# GIVEN PROBLEM:
Search the material below for the string "Index" and list each line that holds it.
──────── RECORD EXCERPTS
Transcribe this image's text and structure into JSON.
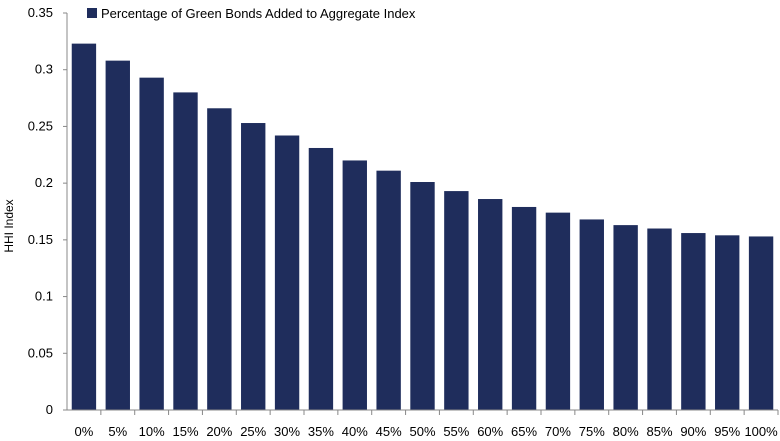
{
  "chart_data": {
    "type": "bar",
    "title": "",
    "xlabel": "",
    "ylabel": "HHI Index",
    "ylim": [
      0,
      0.35
    ],
    "yticks": [
      "0",
      "0.05",
      "0.1",
      "0.15",
      "0.2",
      "0.25",
      "0.3",
      "0.35"
    ],
    "grid": false,
    "legend_position": "top",
    "categories": [
      "0%",
      "5%",
      "10%",
      "15%",
      "20%",
      "25%",
      "30%",
      "35%",
      "40%",
      "45%",
      "50%",
      "55%",
      "60%",
      "65%",
      "70%",
      "75%",
      "80%",
      "85%",
      "90%",
      "95%",
      "100%"
    ],
    "series": [
      {
        "name": "Percentage of Green Bonds Added to Aggregate Index",
        "color": "#1f2d5c",
        "values": [
          0.323,
          0.308,
          0.293,
          0.28,
          0.266,
          0.253,
          0.242,
          0.231,
          0.22,
          0.211,
          0.201,
          0.193,
          0.186,
          0.179,
          0.174,
          0.168,
          0.163,
          0.16,
          0.156,
          0.154,
          0.153
        ]
      }
    ]
  }
}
────────────────
# EXERCISE SOLUTION:
    "ylabel": "HHI Index",
        "name": "Percentage of Green Bonds Added to Aggregate Index",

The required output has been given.